§ **Task statement**
Report each line below that contains the string "Edit" by copying that line in full. Matching is case-sensitive.

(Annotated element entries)
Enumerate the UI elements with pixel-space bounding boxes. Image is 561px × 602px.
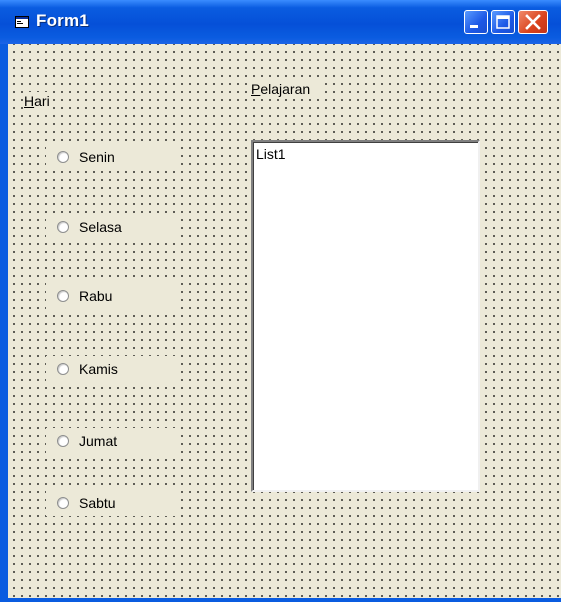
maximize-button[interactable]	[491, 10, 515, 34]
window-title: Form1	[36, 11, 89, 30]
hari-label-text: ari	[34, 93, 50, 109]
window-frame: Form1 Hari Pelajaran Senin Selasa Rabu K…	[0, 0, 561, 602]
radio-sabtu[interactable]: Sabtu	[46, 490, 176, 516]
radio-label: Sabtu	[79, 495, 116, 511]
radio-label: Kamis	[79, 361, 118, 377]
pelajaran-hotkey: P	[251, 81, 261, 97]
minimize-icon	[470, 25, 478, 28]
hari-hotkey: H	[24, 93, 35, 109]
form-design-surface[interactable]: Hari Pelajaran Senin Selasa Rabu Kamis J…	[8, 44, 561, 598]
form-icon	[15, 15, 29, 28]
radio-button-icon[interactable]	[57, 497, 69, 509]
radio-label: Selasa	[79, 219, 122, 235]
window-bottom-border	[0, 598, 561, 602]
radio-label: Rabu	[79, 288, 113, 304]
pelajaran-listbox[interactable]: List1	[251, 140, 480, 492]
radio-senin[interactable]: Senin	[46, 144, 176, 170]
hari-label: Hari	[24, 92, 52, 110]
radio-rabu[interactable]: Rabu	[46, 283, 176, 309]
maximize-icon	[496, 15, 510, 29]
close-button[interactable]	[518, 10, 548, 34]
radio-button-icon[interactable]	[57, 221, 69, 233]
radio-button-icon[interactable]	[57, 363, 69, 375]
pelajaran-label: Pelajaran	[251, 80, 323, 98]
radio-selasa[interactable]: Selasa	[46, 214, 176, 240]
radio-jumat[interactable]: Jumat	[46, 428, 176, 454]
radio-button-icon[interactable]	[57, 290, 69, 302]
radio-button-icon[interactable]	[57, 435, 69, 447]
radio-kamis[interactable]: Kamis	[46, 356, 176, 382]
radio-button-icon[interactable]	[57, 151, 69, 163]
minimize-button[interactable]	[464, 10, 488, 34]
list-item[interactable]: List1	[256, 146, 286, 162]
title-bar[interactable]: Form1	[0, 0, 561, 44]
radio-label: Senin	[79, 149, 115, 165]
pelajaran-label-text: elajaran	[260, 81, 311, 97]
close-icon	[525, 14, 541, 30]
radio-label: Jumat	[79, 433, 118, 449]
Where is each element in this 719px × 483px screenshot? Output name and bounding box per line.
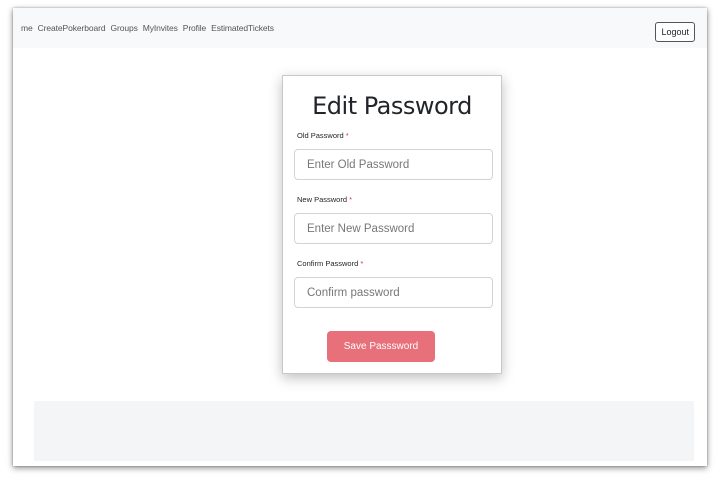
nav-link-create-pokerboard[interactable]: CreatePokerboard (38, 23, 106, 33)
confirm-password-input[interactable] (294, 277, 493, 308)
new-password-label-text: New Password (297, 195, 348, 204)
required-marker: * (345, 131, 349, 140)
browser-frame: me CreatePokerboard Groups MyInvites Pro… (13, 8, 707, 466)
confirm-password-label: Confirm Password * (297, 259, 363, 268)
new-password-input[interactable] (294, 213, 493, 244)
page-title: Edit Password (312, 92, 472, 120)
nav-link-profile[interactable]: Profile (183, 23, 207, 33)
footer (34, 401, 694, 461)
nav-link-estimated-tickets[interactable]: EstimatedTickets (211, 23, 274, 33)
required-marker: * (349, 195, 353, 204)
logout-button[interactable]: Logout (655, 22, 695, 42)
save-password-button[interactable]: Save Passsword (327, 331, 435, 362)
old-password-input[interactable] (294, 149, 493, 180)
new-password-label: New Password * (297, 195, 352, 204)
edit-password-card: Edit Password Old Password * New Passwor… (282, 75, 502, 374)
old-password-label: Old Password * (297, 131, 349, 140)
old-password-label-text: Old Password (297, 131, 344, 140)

§ **Reply to the exercise**
page-title: Edit Password (312, 92, 472, 120)
edit-password-card: Edit Password Old Password * New Passwor… (282, 75, 502, 374)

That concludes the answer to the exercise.